» **Dataset excerpts**:
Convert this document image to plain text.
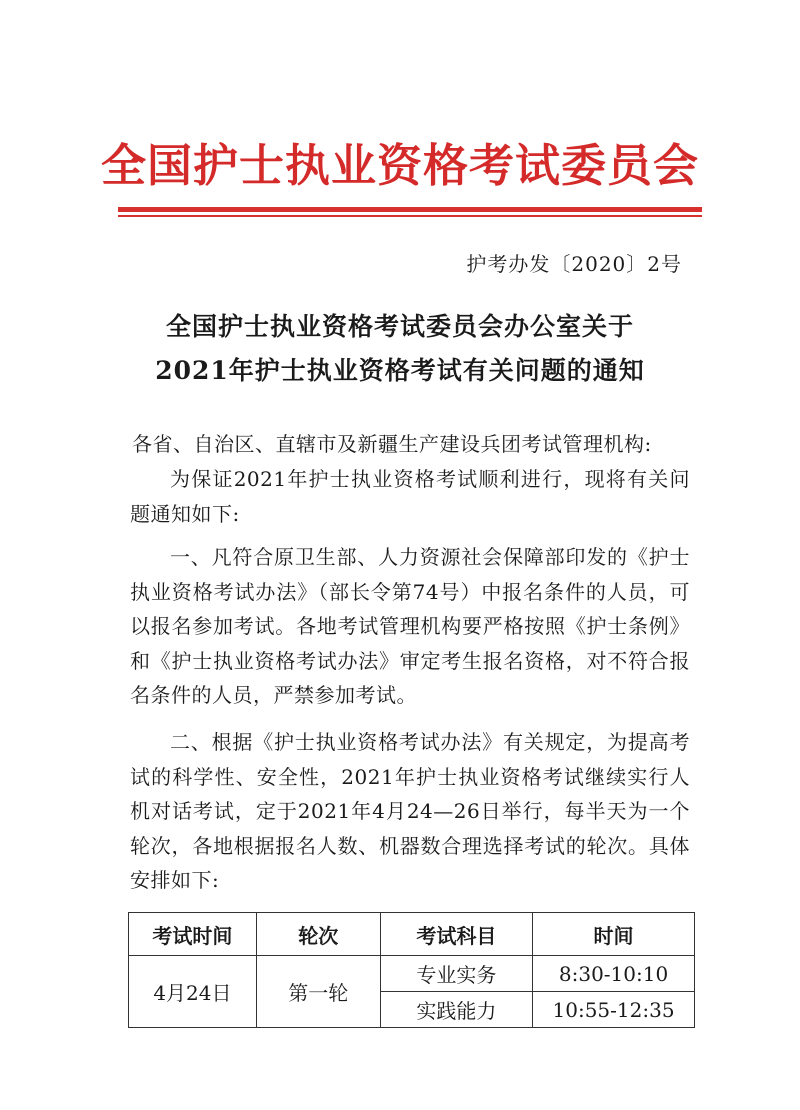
全国护士执业资格考试委员会
护考办发〔2020〕2号
全国护士执业资格考试委员会办公室关于
2021年护士执业资格考试有关问题的通知
各省、自治区、直辖市及新疆生产建设兵团考试管理机构:
为保证2021年护士执业资格考试顺利进行，现将有关问题通知如下:
一、凡符合原卫生部、人力资源社会保障部印发的《护士执业资格考试办法》（部长令第74号）中报名条件的人员，可以报名参加考试。各地考试管理机构要严格按照《护士条例》和《护士执业资格考试办法》审定考生报名资格，对不符合报名条件的人员，严禁参加考试。
二、根据《护士执业资格考试办法》有关规定，为提高考试的科学性、安全性，2021年护士执业资格考试继续实行人机对话考试，定于2021年4月24—26日举行，每半天为一个轮次，各地根据报名人数、机器数合理选择考试的轮次。具体安排如下:
考试时间	轮次	考试科目	时间
4月24日	第一轮	专业实务	8:30-10:10
		实践能力	10:55-12:35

» **Stated goal**:
Repeat everything in the records precisely. Images are excluded from the copy.

» **Solution**:
Convert this document image to plain text.
全国护士执业资格考试委员会
护考办发〔2020〕2号
全国护士执业资格考试委员会办公室关于
2021年护士执业资格考试有关问题的通知
各省、自治区、直辖市及新疆生产建设兵团考试管理机构:
为保证2021年护士执业资格考试顺利进行，现将有关问题通知如下:
一、凡符合原卫生部、人力资源社会保障部印发的《护士执业资格考试办法》（部长令第74号）中报名条件的人员，可以报名参加考试。各地考试管理机构要严格按照《护士条例》和《护士执业资格考试办法》审定考生报名资格，对不符合报名条件的人员，严禁参加考试。
二、根据《护士执业资格考试办法》有关规定，为提高考试的科学性、安全性，2021年护士执业资格考试继续实行人机对话考试，定于2021年4月24—26日举行，每半天为一个轮次，各地根据报名人数、机器数合理选择考试的轮次。具体安排如下:
考试时间	轮次	考试科目	时间
4月24日	第一轮	专业实务	8:30-10:10
		实践能力	10:55-12:35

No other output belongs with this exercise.